— Start of Data for this exercise —

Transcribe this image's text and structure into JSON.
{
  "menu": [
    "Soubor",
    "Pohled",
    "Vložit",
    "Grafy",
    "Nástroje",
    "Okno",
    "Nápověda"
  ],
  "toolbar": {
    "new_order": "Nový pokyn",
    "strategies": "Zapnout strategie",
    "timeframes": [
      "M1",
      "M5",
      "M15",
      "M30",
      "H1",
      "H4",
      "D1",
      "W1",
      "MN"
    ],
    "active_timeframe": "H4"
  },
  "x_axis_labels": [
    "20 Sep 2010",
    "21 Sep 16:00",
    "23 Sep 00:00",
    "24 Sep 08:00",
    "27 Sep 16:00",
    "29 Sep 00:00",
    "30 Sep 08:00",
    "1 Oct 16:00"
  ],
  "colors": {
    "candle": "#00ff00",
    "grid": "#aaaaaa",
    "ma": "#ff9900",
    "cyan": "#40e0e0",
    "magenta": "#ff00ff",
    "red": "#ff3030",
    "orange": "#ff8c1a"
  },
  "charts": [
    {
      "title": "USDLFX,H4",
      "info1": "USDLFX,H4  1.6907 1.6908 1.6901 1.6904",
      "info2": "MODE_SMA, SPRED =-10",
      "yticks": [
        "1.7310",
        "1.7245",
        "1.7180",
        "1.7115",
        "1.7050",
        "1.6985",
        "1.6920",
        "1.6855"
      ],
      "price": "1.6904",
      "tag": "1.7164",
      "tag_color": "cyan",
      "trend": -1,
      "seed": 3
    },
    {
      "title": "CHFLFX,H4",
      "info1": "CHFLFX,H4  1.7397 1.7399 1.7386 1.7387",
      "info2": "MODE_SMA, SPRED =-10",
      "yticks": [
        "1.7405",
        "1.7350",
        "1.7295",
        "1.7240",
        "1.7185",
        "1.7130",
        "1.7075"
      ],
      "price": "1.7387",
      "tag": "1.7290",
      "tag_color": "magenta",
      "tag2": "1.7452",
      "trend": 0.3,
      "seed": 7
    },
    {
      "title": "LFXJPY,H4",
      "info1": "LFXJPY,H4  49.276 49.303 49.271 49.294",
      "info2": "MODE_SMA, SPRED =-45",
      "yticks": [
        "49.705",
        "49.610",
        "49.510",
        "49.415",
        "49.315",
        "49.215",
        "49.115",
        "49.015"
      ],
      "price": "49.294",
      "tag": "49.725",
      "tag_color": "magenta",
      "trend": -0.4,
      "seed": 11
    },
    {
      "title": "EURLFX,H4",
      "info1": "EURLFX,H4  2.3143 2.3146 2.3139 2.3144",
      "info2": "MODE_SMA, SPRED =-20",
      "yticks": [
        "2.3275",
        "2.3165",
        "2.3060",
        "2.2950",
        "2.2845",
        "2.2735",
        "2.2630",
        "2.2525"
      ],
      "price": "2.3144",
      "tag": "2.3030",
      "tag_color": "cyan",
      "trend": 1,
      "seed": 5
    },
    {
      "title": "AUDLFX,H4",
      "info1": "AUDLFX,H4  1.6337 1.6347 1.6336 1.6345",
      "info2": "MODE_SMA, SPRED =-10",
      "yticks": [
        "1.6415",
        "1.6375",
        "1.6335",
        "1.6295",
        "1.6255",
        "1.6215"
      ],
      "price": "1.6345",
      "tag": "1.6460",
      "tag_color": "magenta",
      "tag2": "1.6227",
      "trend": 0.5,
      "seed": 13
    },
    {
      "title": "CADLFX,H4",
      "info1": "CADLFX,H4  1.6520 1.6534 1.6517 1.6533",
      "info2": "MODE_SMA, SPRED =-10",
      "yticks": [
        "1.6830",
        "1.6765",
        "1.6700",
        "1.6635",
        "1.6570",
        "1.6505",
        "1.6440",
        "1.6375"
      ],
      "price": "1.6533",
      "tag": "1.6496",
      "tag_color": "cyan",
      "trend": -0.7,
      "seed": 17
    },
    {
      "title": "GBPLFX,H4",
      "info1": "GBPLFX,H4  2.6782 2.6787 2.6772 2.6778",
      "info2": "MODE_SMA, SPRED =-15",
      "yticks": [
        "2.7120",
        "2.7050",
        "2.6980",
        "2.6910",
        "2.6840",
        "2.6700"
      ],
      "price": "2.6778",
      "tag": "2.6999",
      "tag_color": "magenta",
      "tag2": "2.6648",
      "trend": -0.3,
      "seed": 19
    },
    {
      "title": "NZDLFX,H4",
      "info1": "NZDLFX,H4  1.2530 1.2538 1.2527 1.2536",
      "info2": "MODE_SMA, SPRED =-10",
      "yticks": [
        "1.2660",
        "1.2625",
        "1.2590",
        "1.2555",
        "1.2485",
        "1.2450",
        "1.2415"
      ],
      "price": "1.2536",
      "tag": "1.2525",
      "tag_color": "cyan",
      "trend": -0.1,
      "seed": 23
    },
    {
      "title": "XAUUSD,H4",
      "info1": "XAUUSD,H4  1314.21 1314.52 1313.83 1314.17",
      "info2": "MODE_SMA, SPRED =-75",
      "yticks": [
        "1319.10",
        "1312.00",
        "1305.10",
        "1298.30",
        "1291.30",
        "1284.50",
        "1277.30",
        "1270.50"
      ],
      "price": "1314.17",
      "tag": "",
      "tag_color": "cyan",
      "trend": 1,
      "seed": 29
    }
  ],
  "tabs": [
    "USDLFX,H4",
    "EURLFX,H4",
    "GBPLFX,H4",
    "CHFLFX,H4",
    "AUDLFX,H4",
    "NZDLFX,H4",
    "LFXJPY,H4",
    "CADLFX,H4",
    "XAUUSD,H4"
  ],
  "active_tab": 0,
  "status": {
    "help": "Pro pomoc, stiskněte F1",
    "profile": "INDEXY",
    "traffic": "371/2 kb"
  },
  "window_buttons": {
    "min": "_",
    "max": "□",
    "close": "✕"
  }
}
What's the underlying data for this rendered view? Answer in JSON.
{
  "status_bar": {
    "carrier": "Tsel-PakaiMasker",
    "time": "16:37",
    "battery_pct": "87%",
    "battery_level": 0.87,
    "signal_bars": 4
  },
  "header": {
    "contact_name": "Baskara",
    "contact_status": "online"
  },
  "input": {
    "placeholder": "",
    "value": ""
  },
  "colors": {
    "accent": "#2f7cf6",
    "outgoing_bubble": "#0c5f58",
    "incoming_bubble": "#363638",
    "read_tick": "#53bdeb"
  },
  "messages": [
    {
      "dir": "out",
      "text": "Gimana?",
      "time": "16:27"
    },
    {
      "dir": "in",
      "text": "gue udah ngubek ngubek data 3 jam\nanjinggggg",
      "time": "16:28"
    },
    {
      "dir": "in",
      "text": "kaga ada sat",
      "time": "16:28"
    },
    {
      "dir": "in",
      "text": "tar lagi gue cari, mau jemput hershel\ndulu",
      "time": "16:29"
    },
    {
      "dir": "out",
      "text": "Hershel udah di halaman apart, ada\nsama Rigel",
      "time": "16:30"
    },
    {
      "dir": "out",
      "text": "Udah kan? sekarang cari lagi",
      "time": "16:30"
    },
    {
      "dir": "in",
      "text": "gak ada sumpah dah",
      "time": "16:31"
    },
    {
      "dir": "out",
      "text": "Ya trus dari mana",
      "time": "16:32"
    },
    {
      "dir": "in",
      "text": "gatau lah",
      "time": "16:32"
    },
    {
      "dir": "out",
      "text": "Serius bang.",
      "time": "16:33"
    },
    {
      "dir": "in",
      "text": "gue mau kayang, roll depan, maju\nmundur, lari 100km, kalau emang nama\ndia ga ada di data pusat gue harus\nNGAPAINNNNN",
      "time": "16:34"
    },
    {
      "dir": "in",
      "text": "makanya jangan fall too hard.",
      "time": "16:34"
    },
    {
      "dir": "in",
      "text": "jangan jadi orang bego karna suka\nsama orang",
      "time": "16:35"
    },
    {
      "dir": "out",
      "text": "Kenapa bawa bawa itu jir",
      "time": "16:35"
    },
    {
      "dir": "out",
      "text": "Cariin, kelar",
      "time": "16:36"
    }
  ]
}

— End of Data for this exercise —

Required work -> Write down every line of the data above that includes the string "NZDLFX".

Written answer ->
      "title": "NZDLFX,H4",
      "info1": "NZDLFX,H4  1.2530 1.2538 1.2527 1.2536",
    "NZDLFX,H4",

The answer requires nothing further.